- **Data to use**
+-------+
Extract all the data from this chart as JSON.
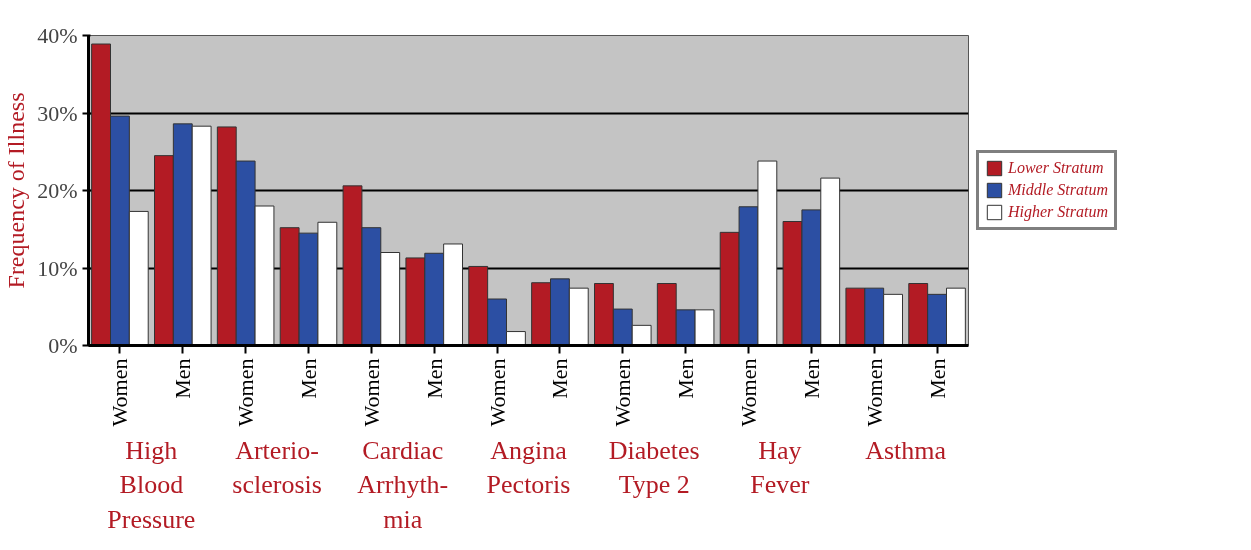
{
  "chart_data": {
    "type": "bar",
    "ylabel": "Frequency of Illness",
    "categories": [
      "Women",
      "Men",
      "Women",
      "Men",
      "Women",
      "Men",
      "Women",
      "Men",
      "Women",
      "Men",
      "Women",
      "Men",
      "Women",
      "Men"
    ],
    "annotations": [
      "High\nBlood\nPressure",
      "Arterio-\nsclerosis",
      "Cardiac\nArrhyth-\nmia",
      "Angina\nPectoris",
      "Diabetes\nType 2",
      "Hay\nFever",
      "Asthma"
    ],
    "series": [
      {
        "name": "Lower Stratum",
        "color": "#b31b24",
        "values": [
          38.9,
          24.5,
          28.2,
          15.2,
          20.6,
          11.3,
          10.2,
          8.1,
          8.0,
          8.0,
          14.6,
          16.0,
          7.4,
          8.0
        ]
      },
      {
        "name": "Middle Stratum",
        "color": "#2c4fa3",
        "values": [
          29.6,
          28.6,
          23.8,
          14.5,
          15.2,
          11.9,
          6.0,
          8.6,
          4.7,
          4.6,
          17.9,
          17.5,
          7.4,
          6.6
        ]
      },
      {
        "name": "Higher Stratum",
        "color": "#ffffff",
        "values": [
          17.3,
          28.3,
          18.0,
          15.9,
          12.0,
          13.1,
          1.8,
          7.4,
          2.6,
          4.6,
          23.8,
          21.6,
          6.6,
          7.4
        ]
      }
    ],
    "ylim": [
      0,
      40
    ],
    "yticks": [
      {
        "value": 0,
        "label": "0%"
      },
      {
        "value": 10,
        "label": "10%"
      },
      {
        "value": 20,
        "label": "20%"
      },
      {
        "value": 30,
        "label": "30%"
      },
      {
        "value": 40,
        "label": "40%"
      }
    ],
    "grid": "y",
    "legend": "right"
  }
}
+-------+
- **Goal of the exercise**
Every line of the data above should be quoted exactly. Omit the pictures.

- **Solved exercise**
Extract all the data from this chart as JSON.
{
  "chart_data": {
    "type": "bar",
    "ylabel": "Frequency of Illness",
    "categories": [
      "Women",
      "Men",
      "Women",
      "Men",
      "Women",
      "Men",
      "Women",
      "Men",
      "Women",
      "Men",
      "Women",
      "Men",
      "Women",
      "Men"
    ],
    "annotations": [
      "High\nBlood\nPressure",
      "Arterio-\nsclerosis",
      "Cardiac\nArrhyth-\nmia",
      "Angina\nPectoris",
      "Diabetes\nType 2",
      "Hay\nFever",
      "Asthma"
    ],
    "series": [
      {
        "name": "Lower Stratum",
        "color": "#b31b24",
        "values": [
          38.9,
          24.5,
          28.2,
          15.2,
          20.6,
          11.3,
          10.2,
          8.1,
          8.0,
          8.0,
          14.6,
          16.0,
          7.4,
          8.0
        ]
      },
      {
        "name": "Middle Stratum",
        "color": "#2c4fa3",
        "values": [
          29.6,
          28.6,
          23.8,
          14.5,
          15.2,
          11.9,
          6.0,
          8.6,
          4.7,
          4.6,
          17.9,
          17.5,
          7.4,
          6.6
        ]
      },
      {
        "name": "Higher Stratum",
        "color": "#ffffff",
        "values": [
          17.3,
          28.3,
          18.0,
          15.9,
          12.0,
          13.1,
          1.8,
          7.4,
          2.6,
          4.6,
          23.8,
          21.6,
          6.6,
          7.4
        ]
      }
    ],
    "ylim": [
      0,
      40
    ],
    "yticks": [
      {
        "value": 0,
        "label": "0%"
      },
      {
        "value": 10,
        "label": "10%"
      },
      {
        "value": 20,
        "label": "20%"
      },
      {
        "value": 30,
        "label": "30%"
      },
      {
        "value": 40,
        "label": "40%"
      }
    ],
    "grid": "y",
    "legend": "right"
  }
}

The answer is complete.